* DESCRIPTION OF THE TASK *
Examine each line of the data. Copy those that contain the string "Thanh".

Raw records:
....

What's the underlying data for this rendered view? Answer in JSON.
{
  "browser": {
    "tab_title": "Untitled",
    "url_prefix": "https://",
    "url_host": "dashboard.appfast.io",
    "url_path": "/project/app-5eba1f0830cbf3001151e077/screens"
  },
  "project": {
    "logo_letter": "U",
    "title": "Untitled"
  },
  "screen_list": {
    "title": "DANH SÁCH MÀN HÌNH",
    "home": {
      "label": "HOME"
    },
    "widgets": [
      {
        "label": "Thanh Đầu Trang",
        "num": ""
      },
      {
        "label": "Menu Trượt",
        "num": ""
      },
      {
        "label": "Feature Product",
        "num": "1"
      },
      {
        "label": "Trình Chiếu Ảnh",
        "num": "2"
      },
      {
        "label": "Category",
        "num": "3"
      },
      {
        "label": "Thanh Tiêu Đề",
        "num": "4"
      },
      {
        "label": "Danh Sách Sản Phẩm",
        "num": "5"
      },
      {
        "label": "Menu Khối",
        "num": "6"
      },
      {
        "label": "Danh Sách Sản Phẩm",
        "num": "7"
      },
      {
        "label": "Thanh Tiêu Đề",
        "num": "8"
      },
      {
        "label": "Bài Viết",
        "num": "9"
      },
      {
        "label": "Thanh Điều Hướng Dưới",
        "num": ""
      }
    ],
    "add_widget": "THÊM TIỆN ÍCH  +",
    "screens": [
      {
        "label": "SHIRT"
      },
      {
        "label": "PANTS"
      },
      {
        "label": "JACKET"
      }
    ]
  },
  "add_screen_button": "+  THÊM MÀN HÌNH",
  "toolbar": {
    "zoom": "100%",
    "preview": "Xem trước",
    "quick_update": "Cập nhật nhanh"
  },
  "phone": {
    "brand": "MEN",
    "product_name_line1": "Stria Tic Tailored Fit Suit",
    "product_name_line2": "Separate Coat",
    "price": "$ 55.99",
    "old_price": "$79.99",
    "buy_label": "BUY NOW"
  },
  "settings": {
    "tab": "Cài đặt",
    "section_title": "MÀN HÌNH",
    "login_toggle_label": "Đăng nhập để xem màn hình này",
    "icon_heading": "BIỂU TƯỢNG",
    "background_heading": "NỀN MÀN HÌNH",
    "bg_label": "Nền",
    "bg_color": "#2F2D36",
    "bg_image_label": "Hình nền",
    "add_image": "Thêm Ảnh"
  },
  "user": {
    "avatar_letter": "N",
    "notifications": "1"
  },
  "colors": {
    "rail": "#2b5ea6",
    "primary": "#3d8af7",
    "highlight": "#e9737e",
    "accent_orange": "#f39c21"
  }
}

....

* SOLUTION TO THIS TASK *
        "label": "Thanh Đầu Trang",
        "label": "Thanh Tiêu Đề",
        "label": "Thanh Tiêu Đề",
        "label": "Thanh Điều Hướng Dưới",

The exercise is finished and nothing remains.